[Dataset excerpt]
§ §

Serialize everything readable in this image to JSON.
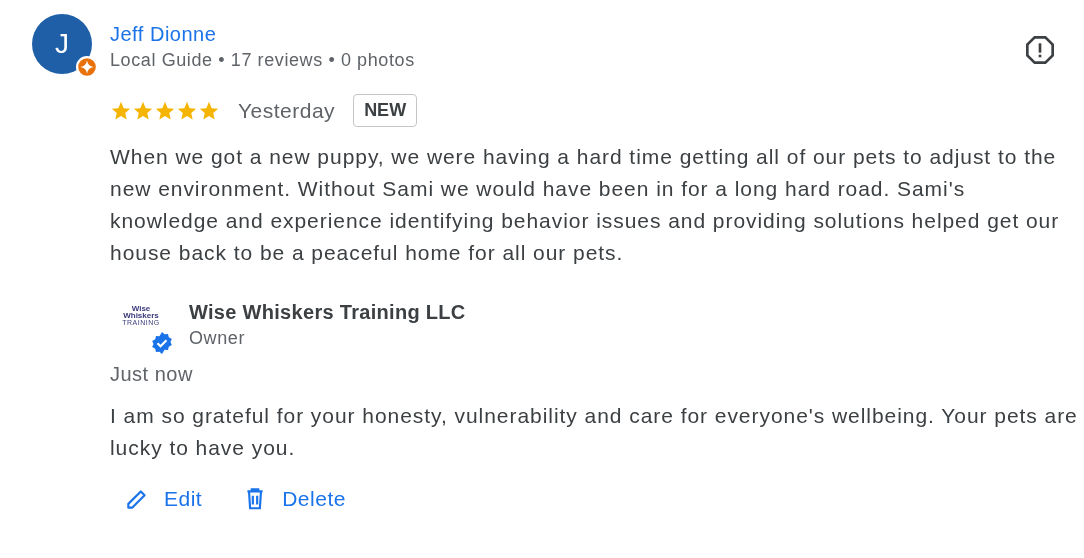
{
  "reviewer": {
    "initial": "J",
    "name": "Jeff Dionne",
    "local_guide": true,
    "meta": "Local Guide • 17 reviews • 0 photos"
  },
  "review": {
    "stars": 5,
    "date": "Yesterday",
    "badge": "NEW",
    "text": "When we got a new puppy, we were having a hard time getting all of our pets to adjust to the new environment. Without Sami we would have been in for a long hard road. Sami's knowledge and experience identifying behavior issues and providing solutions helped get our house back to be a peaceful home for all our pets."
  },
  "reply": {
    "logo_lines": [
      "Wise",
      "Whiskers",
      "TRAINING"
    ],
    "verified": true,
    "name": "Wise Whiskers Training LLC",
    "role": "Owner",
    "date": "Just now",
    "text": "I am so grateful for your honesty, vulnerability and care for everyone's wellbeing. Your pets are lucky to have you."
  },
  "actions": [
    {
      "kind": "edit",
      "label": "Edit"
    },
    {
      "kind": "delete",
      "label": "Delete"
    }
  ]
}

§ §

### WORK TO BE COMPLETED
Set down the material above as is, without any pictures.

### SOLUTION TO THIS PROBLEM
Serialize everything readable in this image to JSON.
{
  "reviewer": {
    "initial": "J",
    "name": "Jeff Dionne",
    "local_guide": true,
    "meta": "Local Guide • 17 reviews • 0 photos"
  },
  "review": {
    "stars": 5,
    "date": "Yesterday",
    "badge": "NEW",
    "text": "When we got a new puppy, we were having a hard time getting all of our pets to adjust to the new environment. Without Sami we would have been in for a long hard road. Sami's knowledge and experience identifying behavior issues and providing solutions helped get our house back to be a peaceful home for all our pets."
  },
  "reply": {
    "logo_lines": [
      "Wise",
      "Whiskers",
      "TRAINING"
    ],
    "verified": true,
    "name": "Wise Whiskers Training LLC",
    "role": "Owner",
    "date": "Just now",
    "text": "I am so grateful for your honesty, vulnerability and care for everyone's wellbeing. Your pets are lucky to have you."
  },
  "actions": [
    {
      "kind": "edit",
      "label": "Edit"
    },
    {
      "kind": "delete",
      "label": "Delete"
    }
  ]
}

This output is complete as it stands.